TASK DIRECTIONS:
Below are some records. Say how many of their lines include the string "body", giving only the number.

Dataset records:
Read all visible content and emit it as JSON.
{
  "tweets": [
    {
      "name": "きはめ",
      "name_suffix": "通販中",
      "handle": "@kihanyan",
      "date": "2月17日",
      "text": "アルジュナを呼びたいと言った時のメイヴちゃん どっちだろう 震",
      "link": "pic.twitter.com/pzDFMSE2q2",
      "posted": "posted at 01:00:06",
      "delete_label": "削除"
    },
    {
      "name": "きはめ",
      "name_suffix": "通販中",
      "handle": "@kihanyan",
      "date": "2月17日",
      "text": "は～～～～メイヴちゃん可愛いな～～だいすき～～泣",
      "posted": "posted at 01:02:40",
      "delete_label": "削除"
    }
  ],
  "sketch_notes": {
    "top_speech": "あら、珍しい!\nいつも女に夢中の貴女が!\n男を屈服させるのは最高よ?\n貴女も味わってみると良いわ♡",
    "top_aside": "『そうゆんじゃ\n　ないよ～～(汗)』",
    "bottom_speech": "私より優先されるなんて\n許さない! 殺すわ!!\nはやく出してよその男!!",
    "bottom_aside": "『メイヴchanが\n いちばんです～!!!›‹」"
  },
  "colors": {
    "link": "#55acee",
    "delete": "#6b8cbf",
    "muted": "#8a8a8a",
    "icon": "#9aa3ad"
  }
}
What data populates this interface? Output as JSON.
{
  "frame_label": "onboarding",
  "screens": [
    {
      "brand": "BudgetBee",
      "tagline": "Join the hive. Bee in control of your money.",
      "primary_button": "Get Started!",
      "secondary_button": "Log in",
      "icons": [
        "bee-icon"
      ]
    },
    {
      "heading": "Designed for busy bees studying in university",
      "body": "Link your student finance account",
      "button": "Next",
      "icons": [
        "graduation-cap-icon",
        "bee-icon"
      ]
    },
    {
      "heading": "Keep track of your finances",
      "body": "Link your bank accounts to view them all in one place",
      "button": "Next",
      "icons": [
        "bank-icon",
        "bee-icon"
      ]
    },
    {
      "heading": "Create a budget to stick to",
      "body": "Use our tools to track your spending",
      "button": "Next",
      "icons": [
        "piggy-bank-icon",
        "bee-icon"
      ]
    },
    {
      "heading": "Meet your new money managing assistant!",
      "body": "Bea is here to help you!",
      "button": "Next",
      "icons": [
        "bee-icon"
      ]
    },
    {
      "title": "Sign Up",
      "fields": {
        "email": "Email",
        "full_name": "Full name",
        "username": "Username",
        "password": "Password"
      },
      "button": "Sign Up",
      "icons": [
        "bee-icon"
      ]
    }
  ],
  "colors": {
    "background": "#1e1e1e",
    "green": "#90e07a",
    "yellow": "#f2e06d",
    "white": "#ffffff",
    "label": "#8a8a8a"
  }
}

ANSWER TO THIS PROBLEM:
4